**BRIEF:**
Would you copy out the whole listing exactly as given?

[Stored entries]
-----

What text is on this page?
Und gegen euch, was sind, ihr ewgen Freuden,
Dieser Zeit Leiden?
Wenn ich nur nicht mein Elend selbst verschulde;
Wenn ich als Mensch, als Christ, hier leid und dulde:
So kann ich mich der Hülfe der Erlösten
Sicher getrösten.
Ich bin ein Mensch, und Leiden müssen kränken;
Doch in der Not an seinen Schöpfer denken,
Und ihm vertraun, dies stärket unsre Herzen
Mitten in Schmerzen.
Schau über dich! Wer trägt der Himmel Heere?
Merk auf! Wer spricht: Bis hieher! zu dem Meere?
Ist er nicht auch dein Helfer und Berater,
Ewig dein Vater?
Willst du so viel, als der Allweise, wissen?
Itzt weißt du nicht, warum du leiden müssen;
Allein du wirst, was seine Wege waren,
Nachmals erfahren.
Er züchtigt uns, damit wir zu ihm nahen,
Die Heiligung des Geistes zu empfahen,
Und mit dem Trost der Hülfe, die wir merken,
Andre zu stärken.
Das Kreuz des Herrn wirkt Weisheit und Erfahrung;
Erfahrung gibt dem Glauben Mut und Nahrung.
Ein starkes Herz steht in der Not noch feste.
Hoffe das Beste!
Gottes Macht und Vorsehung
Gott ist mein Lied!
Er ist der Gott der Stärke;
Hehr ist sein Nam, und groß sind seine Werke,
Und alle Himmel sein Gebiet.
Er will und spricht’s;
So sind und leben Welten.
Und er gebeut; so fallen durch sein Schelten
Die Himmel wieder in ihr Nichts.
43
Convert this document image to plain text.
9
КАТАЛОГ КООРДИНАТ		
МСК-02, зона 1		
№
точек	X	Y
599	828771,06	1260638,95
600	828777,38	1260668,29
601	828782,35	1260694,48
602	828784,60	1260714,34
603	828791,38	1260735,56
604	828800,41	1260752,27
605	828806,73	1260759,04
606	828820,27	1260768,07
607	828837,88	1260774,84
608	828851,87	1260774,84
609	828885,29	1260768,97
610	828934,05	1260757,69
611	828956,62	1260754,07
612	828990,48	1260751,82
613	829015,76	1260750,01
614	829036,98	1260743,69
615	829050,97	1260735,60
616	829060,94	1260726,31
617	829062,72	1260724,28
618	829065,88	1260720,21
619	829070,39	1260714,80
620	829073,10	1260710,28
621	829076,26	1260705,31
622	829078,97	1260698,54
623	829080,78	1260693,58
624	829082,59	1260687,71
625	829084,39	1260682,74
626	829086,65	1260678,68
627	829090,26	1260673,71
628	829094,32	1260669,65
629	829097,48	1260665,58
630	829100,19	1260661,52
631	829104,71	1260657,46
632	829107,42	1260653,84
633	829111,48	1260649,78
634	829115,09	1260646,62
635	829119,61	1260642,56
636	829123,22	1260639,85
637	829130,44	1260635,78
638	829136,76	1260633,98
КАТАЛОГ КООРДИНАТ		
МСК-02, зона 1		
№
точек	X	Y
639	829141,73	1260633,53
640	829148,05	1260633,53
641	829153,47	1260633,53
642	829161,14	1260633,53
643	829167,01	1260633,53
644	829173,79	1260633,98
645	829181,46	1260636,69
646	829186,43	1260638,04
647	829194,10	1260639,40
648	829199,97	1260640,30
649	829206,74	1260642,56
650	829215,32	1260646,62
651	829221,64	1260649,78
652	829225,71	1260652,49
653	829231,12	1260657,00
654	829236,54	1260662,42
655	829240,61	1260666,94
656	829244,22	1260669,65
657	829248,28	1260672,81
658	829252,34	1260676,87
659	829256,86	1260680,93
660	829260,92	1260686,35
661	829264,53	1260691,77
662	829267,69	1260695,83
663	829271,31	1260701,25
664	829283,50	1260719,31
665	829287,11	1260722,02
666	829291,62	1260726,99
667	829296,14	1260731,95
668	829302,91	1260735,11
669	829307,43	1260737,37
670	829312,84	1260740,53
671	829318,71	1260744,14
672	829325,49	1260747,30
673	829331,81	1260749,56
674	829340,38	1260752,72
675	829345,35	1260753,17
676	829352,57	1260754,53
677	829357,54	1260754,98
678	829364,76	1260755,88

-----

**ANSWER TO THIS EXERCISE:**
What text is on this page?
Und gegen euch, was sind, ihr ewgen Freuden,
Dieser Zeit Leiden?
Wenn ich nur nicht mein Elend selbst verschulde;
Wenn ich als Mensch, als Christ, hier leid und dulde:
So kann ich mich der Hülfe der Erlösten
Sicher getrösten.
Ich bin ein Mensch, und Leiden müssen kränken;
Doch in der Not an seinen Schöpfer denken,
Und ihm vertraun, dies stärket unsre Herzen
Mitten in Schmerzen.
Schau über dich! Wer trägt der Himmel Heere?
Merk auf! Wer spricht: Bis hieher! zu dem Meere?
Ist er nicht auch dein Helfer und Berater,
Ewig dein Vater?
Willst du so viel, als der Allweise, wissen?
Itzt weißt du nicht, warum du leiden müssen;
Allein du wirst, was seine Wege waren,
Nachmals erfahren.
Er züchtigt uns, damit wir zu ihm nahen,
Die Heiligung des Geistes zu empfahen,
Und mit dem Trost der Hülfe, die wir merken,
Andre zu stärken.
Das Kreuz des Herrn wirkt Weisheit und Erfahrung;
Erfahrung gibt dem Glauben Mut und Nahrung.
Ein starkes Herz steht in der Not noch feste.
Hoffe das Beste!
Gottes Macht und Vorsehung
Gott ist mein Lied!
Er ist der Gott der Stärke;
Hehr ist sein Nam, und groß sind seine Werke,
Und alle Himmel sein Gebiet.
Er will und spricht’s;
So sind und leben Welten.
Und er gebeut; so fallen durch sein Schelten
Die Himmel wieder in ihr Nichts.
43
Convert this document image to plain text.
9
КАТАЛОГ КООРДИНАТ		
МСК-02, зона 1		
№
точек	X	Y
599	828771,06	1260638,95
600	828777,38	1260668,29
601	828782,35	1260694,48
602	828784,60	1260714,34
603	828791,38	1260735,56
604	828800,41	1260752,27
605	828806,73	1260759,04
606	828820,27	1260768,07
607	828837,88	1260774,84
608	828851,87	1260774,84
609	828885,29	1260768,97
610	828934,05	1260757,69
611	828956,62	1260754,07
612	828990,48	1260751,82
613	829015,76	1260750,01
614	829036,98	1260743,69
615	829050,97	1260735,60
616	829060,94	1260726,31
617	829062,72	1260724,28
618	829065,88	1260720,21
619	829070,39	1260714,80
620	829073,10	1260710,28
621	829076,26	1260705,31
622	829078,97	1260698,54
623	829080,78	1260693,58
624	829082,59	1260687,71
625	829084,39	1260682,74
626	829086,65	1260678,68
627	829090,26	1260673,71
628	829094,32	1260669,65
629	829097,48	1260665,58
630	829100,19	1260661,52
631	829104,71	1260657,46
632	829107,42	1260653,84
633	829111,48	1260649,78
634	829115,09	1260646,62
635	829119,61	1260642,56
636	829123,22	1260639,85
637	829130,44	1260635,78
638	829136,76	1260633,98
КАТАЛОГ КООРДИНАТ		
МСК-02, зона 1		
№
точек	X	Y
639	829141,73	1260633,53
640	829148,05	1260633,53
641	829153,47	1260633,53
642	829161,14	1260633,53
643	829167,01	1260633,53
644	829173,79	1260633,98
645	829181,46	1260636,69
646	829186,43	1260638,04
647	829194,10	1260639,40
648	829199,97	1260640,30
649	829206,74	1260642,56
650	829215,32	1260646,62
651	829221,64	1260649,78
652	829225,71	1260652,49
653	829231,12	1260657,00
654	829236,54	1260662,42
655	829240,61	1260666,94
656	829244,22	1260669,65
657	829248,28	1260672,81
658	829252,34	1260676,87
659	829256,86	1260680,93
660	829260,92	1260686,35
661	829264,53	1260691,77
662	829267,69	1260695,83
663	829271,31	1260701,25
664	829283,50	1260719,31
665	829287,11	1260722,02
666	829291,62	1260726,99
667	829296,14	1260731,95
668	829302,91	1260735,11
669	829307,43	1260737,37
670	829312,84	1260740,53
671	829318,71	1260744,14
672	829325,49	1260747,30
673	829331,81	1260749,56
674	829340,38	1260752,72
675	829345,35	1260753,17
676	829352,57	1260754,53
677	829357,54	1260754,98
678	829364,76	1260755,88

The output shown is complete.